Task prompt:
Lines that hold the word "スライド" should be located and copied.

[Stored data]
######
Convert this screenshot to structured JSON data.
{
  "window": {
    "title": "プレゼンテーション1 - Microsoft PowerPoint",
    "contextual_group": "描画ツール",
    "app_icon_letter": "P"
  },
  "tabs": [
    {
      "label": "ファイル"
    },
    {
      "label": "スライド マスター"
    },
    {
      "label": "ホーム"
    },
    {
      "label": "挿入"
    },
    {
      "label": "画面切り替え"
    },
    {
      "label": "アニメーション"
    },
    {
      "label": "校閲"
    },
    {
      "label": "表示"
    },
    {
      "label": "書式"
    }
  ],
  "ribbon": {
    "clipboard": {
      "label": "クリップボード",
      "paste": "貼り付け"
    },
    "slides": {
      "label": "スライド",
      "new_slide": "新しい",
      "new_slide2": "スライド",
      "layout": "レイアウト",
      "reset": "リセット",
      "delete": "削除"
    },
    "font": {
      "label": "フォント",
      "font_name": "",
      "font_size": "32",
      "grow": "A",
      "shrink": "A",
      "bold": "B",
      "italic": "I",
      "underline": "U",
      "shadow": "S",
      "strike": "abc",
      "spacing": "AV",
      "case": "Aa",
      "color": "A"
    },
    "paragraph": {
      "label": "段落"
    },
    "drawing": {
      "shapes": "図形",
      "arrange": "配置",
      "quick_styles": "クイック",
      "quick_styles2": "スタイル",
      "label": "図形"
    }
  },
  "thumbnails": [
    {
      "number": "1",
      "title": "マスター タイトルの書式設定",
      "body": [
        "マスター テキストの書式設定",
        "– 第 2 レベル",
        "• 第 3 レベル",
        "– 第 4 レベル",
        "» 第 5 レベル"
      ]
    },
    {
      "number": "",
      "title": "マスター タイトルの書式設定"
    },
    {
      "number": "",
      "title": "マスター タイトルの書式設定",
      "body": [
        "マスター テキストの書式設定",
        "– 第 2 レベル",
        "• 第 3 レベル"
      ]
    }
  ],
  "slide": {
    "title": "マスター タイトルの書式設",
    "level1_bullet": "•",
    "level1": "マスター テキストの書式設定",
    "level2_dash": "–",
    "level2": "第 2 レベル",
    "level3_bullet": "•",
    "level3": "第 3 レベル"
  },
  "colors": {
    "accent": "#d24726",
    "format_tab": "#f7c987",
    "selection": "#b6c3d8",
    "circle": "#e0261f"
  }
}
######
Worked solution:
      "label": "スライド マスター"
      "label": "スライド",
      "new_slide2": "スライド",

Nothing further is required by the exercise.